-- begin --
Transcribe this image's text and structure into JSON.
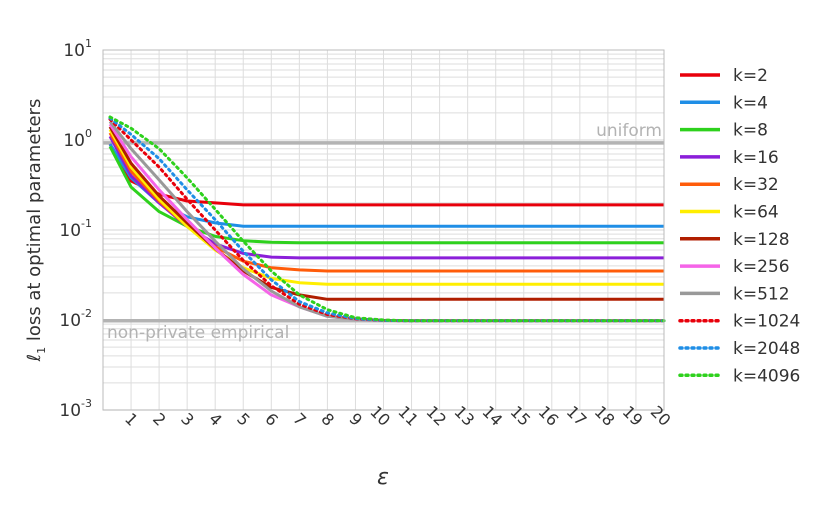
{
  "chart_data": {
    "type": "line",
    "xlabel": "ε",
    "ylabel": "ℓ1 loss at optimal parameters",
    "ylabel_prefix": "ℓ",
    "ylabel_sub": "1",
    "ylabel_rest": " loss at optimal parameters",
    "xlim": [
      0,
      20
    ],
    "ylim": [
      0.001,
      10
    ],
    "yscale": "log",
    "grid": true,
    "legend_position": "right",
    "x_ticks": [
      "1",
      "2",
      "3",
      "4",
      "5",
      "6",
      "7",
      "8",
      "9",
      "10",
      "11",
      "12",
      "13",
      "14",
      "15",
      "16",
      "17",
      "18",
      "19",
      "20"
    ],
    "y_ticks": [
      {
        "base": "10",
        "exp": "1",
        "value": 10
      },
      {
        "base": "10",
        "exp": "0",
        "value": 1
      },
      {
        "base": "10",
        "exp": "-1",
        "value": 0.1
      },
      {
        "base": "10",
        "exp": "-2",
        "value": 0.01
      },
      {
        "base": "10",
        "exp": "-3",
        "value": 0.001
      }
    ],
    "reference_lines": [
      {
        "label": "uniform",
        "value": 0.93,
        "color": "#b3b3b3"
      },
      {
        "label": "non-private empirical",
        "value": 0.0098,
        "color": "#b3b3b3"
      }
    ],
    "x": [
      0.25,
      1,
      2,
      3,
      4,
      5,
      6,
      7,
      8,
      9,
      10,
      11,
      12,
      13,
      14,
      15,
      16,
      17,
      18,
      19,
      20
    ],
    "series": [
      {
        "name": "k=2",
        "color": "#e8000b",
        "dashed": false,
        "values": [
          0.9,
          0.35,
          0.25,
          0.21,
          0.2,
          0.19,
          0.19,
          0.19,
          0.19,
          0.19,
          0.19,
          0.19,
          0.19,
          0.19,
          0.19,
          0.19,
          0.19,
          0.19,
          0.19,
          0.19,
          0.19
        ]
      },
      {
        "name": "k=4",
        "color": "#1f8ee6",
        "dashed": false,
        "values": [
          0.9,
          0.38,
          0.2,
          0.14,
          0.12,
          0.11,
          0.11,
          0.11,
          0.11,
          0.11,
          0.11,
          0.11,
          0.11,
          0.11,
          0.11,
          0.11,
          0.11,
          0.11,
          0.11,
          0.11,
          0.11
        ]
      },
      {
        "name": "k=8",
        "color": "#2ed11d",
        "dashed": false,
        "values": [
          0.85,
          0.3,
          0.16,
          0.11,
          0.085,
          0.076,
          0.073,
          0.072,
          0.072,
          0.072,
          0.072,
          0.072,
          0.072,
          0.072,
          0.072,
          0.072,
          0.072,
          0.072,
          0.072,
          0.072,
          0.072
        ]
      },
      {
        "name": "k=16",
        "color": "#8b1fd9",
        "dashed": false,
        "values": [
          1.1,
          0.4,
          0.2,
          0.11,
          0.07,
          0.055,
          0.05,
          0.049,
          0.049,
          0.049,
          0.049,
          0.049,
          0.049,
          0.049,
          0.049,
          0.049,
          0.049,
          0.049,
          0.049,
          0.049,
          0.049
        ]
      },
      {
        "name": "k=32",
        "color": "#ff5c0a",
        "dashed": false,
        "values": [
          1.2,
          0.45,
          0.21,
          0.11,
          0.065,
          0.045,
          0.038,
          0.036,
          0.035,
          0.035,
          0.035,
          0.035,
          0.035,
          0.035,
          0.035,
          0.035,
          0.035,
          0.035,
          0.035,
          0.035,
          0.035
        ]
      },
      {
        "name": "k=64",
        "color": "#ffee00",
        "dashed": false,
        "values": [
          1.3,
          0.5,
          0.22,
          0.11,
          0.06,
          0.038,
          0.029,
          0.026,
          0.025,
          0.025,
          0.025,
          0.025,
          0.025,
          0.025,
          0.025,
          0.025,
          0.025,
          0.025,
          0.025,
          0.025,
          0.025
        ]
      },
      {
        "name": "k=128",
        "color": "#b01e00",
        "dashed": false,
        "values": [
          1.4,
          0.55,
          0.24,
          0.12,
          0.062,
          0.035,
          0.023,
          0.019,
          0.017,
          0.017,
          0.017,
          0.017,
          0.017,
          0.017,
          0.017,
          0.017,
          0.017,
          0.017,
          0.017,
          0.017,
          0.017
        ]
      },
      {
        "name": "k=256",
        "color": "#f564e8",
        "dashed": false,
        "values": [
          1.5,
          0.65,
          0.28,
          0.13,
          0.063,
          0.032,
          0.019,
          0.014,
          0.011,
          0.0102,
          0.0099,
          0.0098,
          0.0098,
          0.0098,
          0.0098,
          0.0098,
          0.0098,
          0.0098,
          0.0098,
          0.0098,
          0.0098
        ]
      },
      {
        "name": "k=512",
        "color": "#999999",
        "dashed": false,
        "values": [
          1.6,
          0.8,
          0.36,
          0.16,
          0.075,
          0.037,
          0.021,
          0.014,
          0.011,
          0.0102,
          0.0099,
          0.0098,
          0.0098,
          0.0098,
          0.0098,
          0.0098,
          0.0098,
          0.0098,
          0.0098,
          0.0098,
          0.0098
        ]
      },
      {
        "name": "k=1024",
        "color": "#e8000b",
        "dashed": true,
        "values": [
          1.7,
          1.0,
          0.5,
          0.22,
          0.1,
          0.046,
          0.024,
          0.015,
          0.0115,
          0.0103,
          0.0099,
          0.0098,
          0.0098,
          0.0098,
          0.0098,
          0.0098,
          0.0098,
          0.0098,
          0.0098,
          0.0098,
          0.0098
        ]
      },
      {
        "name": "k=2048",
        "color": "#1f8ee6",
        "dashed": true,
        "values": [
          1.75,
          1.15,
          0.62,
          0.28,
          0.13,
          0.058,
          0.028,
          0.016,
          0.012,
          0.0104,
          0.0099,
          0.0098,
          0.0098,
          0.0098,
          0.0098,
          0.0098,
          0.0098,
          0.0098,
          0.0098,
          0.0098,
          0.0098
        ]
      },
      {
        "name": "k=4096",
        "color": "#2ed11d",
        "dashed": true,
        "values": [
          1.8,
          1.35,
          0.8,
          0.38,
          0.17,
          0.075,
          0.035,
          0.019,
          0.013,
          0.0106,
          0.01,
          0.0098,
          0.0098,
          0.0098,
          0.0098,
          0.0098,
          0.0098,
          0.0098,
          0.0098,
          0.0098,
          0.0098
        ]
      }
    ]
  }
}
-- end --
TASK DESCRIPTION: In the entries above, locate every line with the word "loss" and copy it.

ANSWER TO THIS PROBLEM:
    "ylabel": "ℓ1 loss at optimal parameters",
    "ylabel_rest": " loss at optimal parameters",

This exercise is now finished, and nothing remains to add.